▶ _Record set_:
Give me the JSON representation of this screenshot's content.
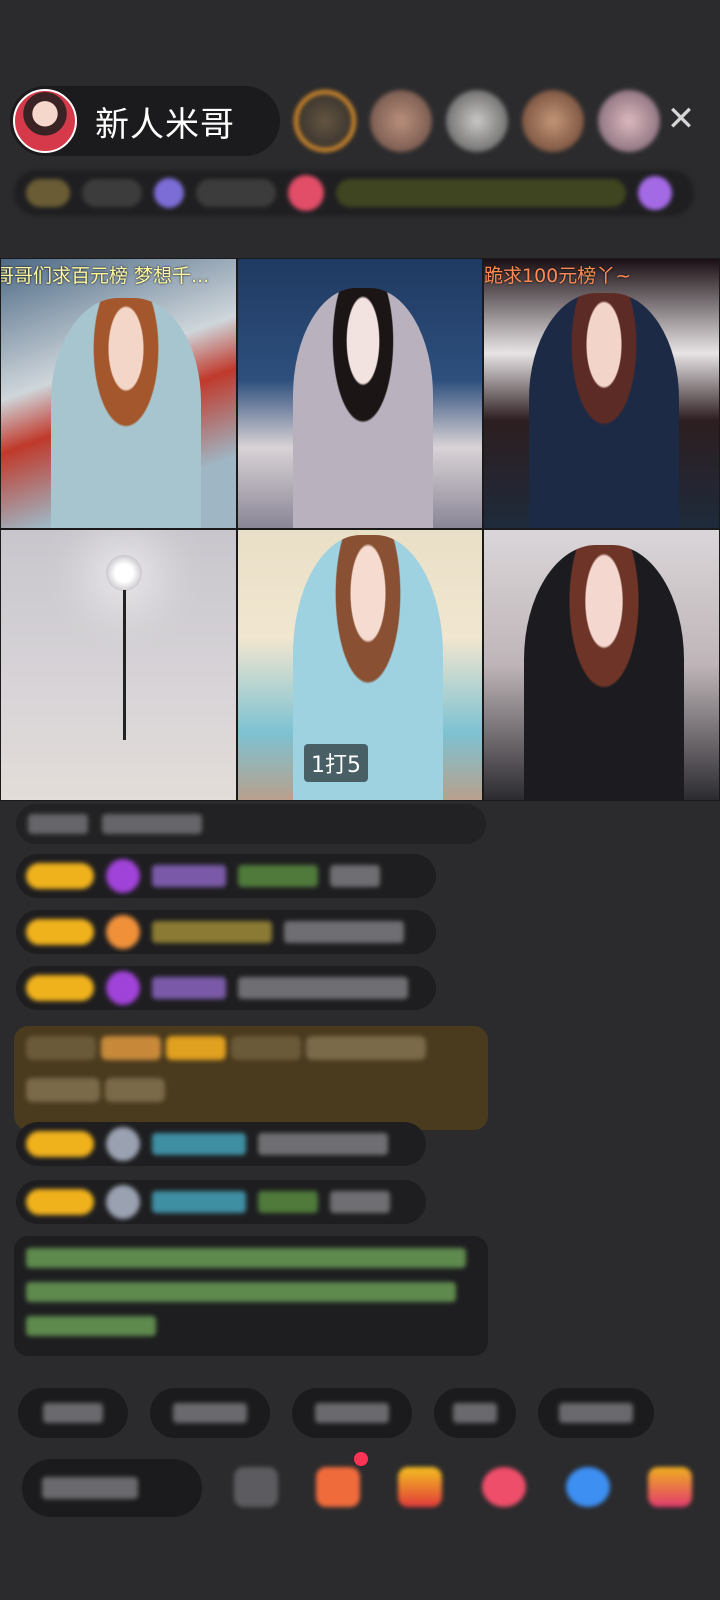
{
  "header": {
    "host_name": "新人米哥",
    "close_symbol": "✕"
  },
  "video_grid": {
    "tiles": [
      {
        "caption": "哥哥们求百元榜  梦想千..."
      },
      {
        "caption": ""
      },
      {
        "caption": "跪求100元榜丫~"
      },
      {
        "caption": ""
      },
      {
        "caption": "",
        "score_badge": "1打5"
      },
      {
        "caption": ""
      }
    ]
  },
  "colors": {
    "background": "#2b2b2d",
    "caption_yellow": "#fdf7a0",
    "caption_orange": "#ff8a55",
    "badge_gold": "#f0b21c"
  },
  "icons": [
    "close-icon",
    "gift-icon",
    "message-icon",
    "share-icon",
    "more-icon"
  ]
}
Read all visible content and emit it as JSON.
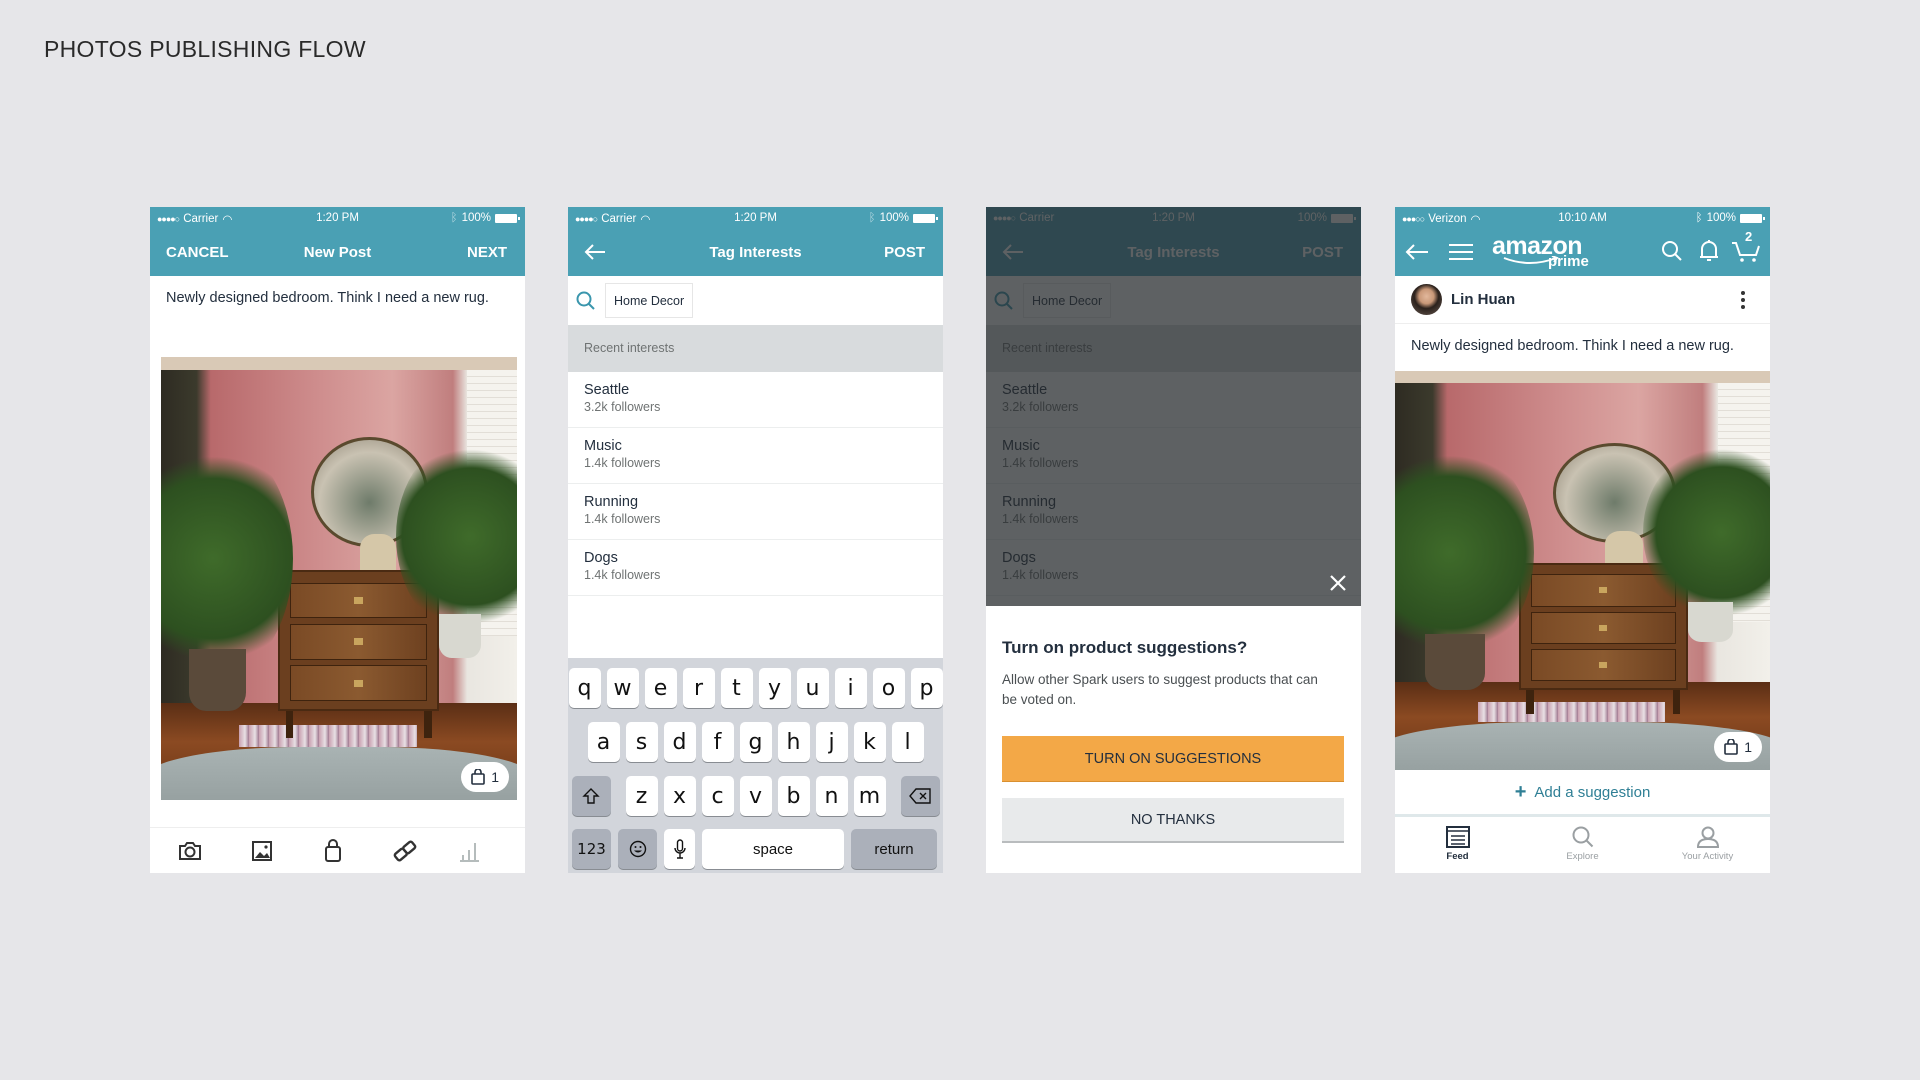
{
  "page_title": "PHOTOS PUBLISHING FLOW",
  "colors": {
    "header": "#4aa0b4",
    "primary_button": "#f3a847",
    "link": "#2f7f95",
    "background": "#e6e6e9"
  },
  "screen1": {
    "status": {
      "carrier": "Carrier",
      "time": "1:20 PM",
      "battery": "100%"
    },
    "nav": {
      "left": "CANCEL",
      "title": "New Post",
      "right": "NEXT"
    },
    "caption": "Newly designed bedroom. Think I need a new rug.",
    "photo_badge_count": "1",
    "toolbar_icons": [
      "camera-icon",
      "image-icon",
      "shopping-bag-icon",
      "link-icon",
      "bar-chart-icon"
    ]
  },
  "screen2": {
    "status": {
      "carrier": "Carrier",
      "time": "1:20 PM",
      "battery": "100%"
    },
    "nav": {
      "title": "Tag Interests",
      "right": "POST"
    },
    "search_value": "Home Decor",
    "section_header": "Recent interests",
    "interests": [
      {
        "name": "Seattle",
        "followers": "3.2k followers"
      },
      {
        "name": "Music",
        "followers": "1.4k followers"
      },
      {
        "name": "Running",
        "followers": "1.4k followers"
      },
      {
        "name": "Dogs",
        "followers": "1.4k followers"
      }
    ],
    "keyboard": {
      "row1": [
        "q",
        "w",
        "e",
        "r",
        "t",
        "y",
        "u",
        "i",
        "o",
        "p"
      ],
      "row2": [
        "a",
        "s",
        "d",
        "f",
        "g",
        "h",
        "j",
        "k",
        "l"
      ],
      "row3": [
        "z",
        "x",
        "c",
        "v",
        "b",
        "n",
        "m"
      ],
      "numbers": "123",
      "space": "space",
      "return": "return"
    }
  },
  "screen3": {
    "modal": {
      "title": "Turn on product suggestions?",
      "body": "Allow other Spark users to suggest products that can be voted on.",
      "primary": "TURN ON SUGGESTIONS",
      "secondary": "NO THANKS"
    }
  },
  "screen4": {
    "status": {
      "carrier": "Verizon",
      "time": "10:10 AM",
      "battery": "100%"
    },
    "logo": {
      "brand": "amazon",
      "sub": "prime"
    },
    "cart_count": "2",
    "user": "Lin Huan",
    "caption": "Newly designed bedroom. Think I need a new rug.",
    "photo_badge_count": "1",
    "add_suggestion": "Add a suggestion",
    "tabs": [
      {
        "label": "Feed",
        "icon": "feed-icon",
        "active": true
      },
      {
        "label": "Explore",
        "icon": "search-icon",
        "active": false
      },
      {
        "label": "Your Activity",
        "icon": "user-icon",
        "active": false
      }
    ]
  }
}
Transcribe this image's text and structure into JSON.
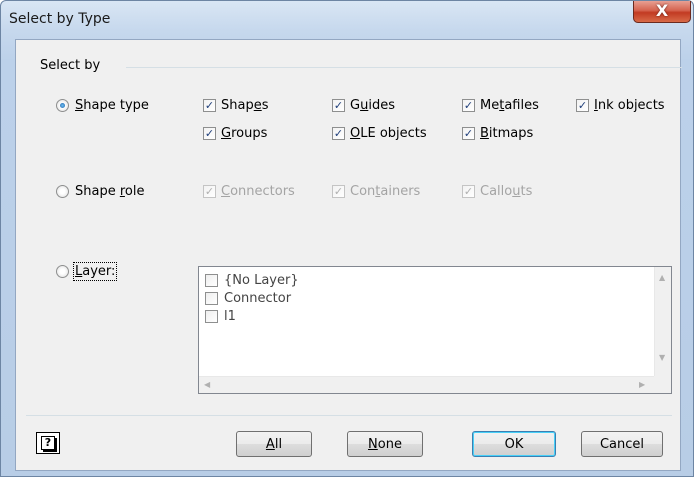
{
  "window": {
    "title": "Select by Type",
    "close_glyph": "X"
  },
  "group": {
    "label": "Select by"
  },
  "shape_type": {
    "label_pre": "",
    "label_key": "S",
    "label_post": "hape type",
    "selected": true,
    "options": [
      {
        "pre": "Shap",
        "key": "e",
        "post": "s",
        "checked": true
      },
      {
        "pre": "",
        "key": "G",
        "post": "roups",
        "checked": true
      },
      {
        "pre": "G",
        "key": "u",
        "post": "ides",
        "checked": true
      },
      {
        "pre": "",
        "key": "O",
        "post": "LE objects",
        "checked": true
      },
      {
        "pre": "Me",
        "key": "t",
        "post": "afiles",
        "checked": true
      },
      {
        "pre": "",
        "key": "B",
        "post": "itmaps",
        "checked": true
      },
      {
        "pre": "",
        "key": "I",
        "post": "nk objects",
        "checked": true
      }
    ]
  },
  "shape_role": {
    "label_pre": "Shape ",
    "label_key": "r",
    "label_post": "ole",
    "selected": false,
    "options": [
      {
        "pre": "",
        "key": "C",
        "post": "onnectors",
        "checked": true
      },
      {
        "pre": "Con",
        "key": "t",
        "post": "ainers",
        "checked": true
      },
      {
        "pre": "Callo",
        "key": "u",
        "post": "ts",
        "checked": true
      }
    ]
  },
  "layer": {
    "label_pre": "",
    "label_key": "L",
    "label_post": "ayer:",
    "selected": false,
    "items": [
      "{No Layer}",
      "Connector",
      "l1"
    ]
  },
  "buttons": {
    "help_glyph": "?",
    "all_key": "A",
    "all_post": "ll",
    "none_key": "N",
    "none_post": "one",
    "ok": "OK",
    "cancel": "Cancel"
  },
  "colors": {
    "check": "#1f3e7a",
    "close": "#c23a22",
    "default_border": "#3c7fb1"
  }
}
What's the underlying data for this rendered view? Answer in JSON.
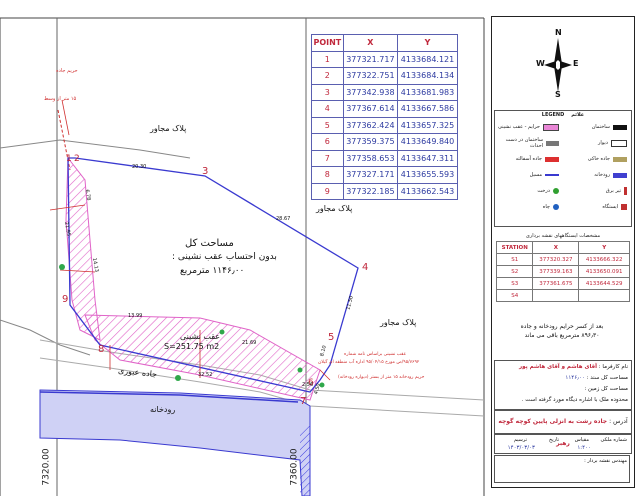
{
  "points_table": {
    "headers": [
      "POINT",
      "X",
      "Y"
    ],
    "rows": [
      [
        "1",
        "377321.717",
        "4133684.121"
      ],
      [
        "2",
        "377322.751",
        "4133684.134"
      ],
      [
        "3",
        "377342.938",
        "4133681.983"
      ],
      [
        "4",
        "377367.614",
        "4133667.586"
      ],
      [
        "5",
        "377362.424",
        "4133657.325"
      ],
      [
        "6",
        "377359.375",
        "4133649.840"
      ],
      [
        "7",
        "377358.653",
        "4133647.311"
      ],
      [
        "8",
        "377327.171",
        "4133655.593"
      ],
      [
        "9",
        "377322.185",
        "4133662.543"
      ]
    ]
  },
  "compass": {
    "n": "N",
    "s": "S",
    "e": "E",
    "w": "W"
  },
  "legend": {
    "title": "LEGEND",
    "title_fa": "علائم",
    "items": [
      {
        "label": "حرایم - عقب نشینی",
        "color": "#e986d6"
      },
      {
        "label": "ساختمان",
        "color": "#111111"
      },
      {
        "label": "ساختمان در دست احداث",
        "color": "#777777"
      },
      {
        "label": "دیوار",
        "color": "#333333"
      },
      {
        "label": "جاده آسفالته",
        "color": "#dd3030"
      },
      {
        "label": "جاده خاکی",
        "color": "#b0a060"
      },
      {
        "label": "مسیل",
        "color": "#3a3ad0"
      },
      {
        "label": "رودخانه",
        "color": "#4040d0"
      },
      {
        "label": "درخت",
        "color": "#30a030"
      },
      {
        "label": "تیر برق",
        "color": "#c03030"
      },
      {
        "label": "چاه",
        "color": "#2060c0"
      },
      {
        "label": "ایستگاه",
        "color": "#c03030"
      }
    ]
  },
  "control_table": {
    "title": "مشخصات ایستگاههای نقشه برداری",
    "headers": [
      "STATION",
      "X",
      "Y"
    ],
    "rows": [
      [
        "S1",
        "377320.327",
        "4133666.322"
      ],
      [
        "S2",
        "377339.163",
        "4133650.091"
      ],
      [
        "S3",
        "377361.675",
        "4133644.529"
      ],
      [
        "S4",
        "",
        ""
      ]
    ]
  },
  "map": {
    "points": [
      "1",
      "2",
      "3",
      "4",
      "5",
      "6",
      "7",
      "8",
      "9"
    ],
    "grid_labels": [
      "7320.00",
      "7360.00"
    ],
    "total_area": "مساحت کل",
    "area_note": "بدون احتساب عقب نشینی :",
    "area_value": "۱۱۴۶٫۰۰ مترمربع",
    "setback_title": "عقب نشینی",
    "setback_area": "S=251.75 m2",
    "neighbor_top": "پلاک مجاور",
    "neighbor_mid": "پلاک مجاور",
    "neighbor_right": "پلاک مجاور",
    "road": "جاده عبوری",
    "river": "رودخانه",
    "buffer_note_1": "حریم جاده",
    "buffer_note_2": "۱۵ متر از وسط",
    "setback_note_1": "عقب نشینی براساس نامه شماره",
    "setback_note_2": "۹۵/۷۶۹۲/ص مورخ ۹۵/۰۴/۱۵ اداره آب منطقه ای گیلان",
    "setback_note_3": "حریم رودخانه ۱۵ متر از بستر (دیواره رودخانه)",
    "dist_1": "20.30",
    "dist_2": "28.67",
    "dist_3": "11.50",
    "dist_4": "8.10",
    "dist_5": "13.99",
    "dist_6": "21.69",
    "dist_7": "32.52",
    "dist_8": "21.95",
    "dist_9": "6.78",
    "dist_10": "14.13",
    "dist_11": "4.50",
    "dist_12": "2.56"
  },
  "notes": {
    "summary_1": "بعد از کسر حرایم رودخانه و جاده",
    "summary_2": "۸۹۶٫۳۰ مترمربع باقی می ماند"
  },
  "info": {
    "owner_label": "نام کارفرما :",
    "owner": "آقای هاشم و آقای هاشم پور",
    "area_doc_label": "مساحت کل سند :",
    "area_doc_value": "۱۱۴۶٫۰۰",
    "area_measured_label": "مساحت کل زمین :",
    "boundary_label": "محدوده ملک با اشاره دیگاه مورد گرفته است ."
  },
  "address": {
    "label": "آدرس :",
    "value": "جاده رشت به انزلی پایین کوچه گوچه رهبر"
  },
  "sign": {
    "col1": "شماره ملکی",
    "col2": "مقیاس",
    "col3": "تاریخ",
    "col4": "ترسیم",
    "date": "۱۴۰۳/۰۳/۰۳",
    "scale": "۱:۴۰۰"
  },
  "bottom": {
    "label": "مهندس نقشه بردار :"
  }
}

▶ _Instruction_: Copy down every line of the material above that includes the string "رودخانه".

▶ _Final answer_:
        "label": "رودخانه",
    "river": "رودخانه",
    "setback_note_3": "حریم رودخانه ۱۵ متر از بستر (دیواره رودخانه)",
    "summary_1": "بعد از کسر حرایم رودخانه و جاده",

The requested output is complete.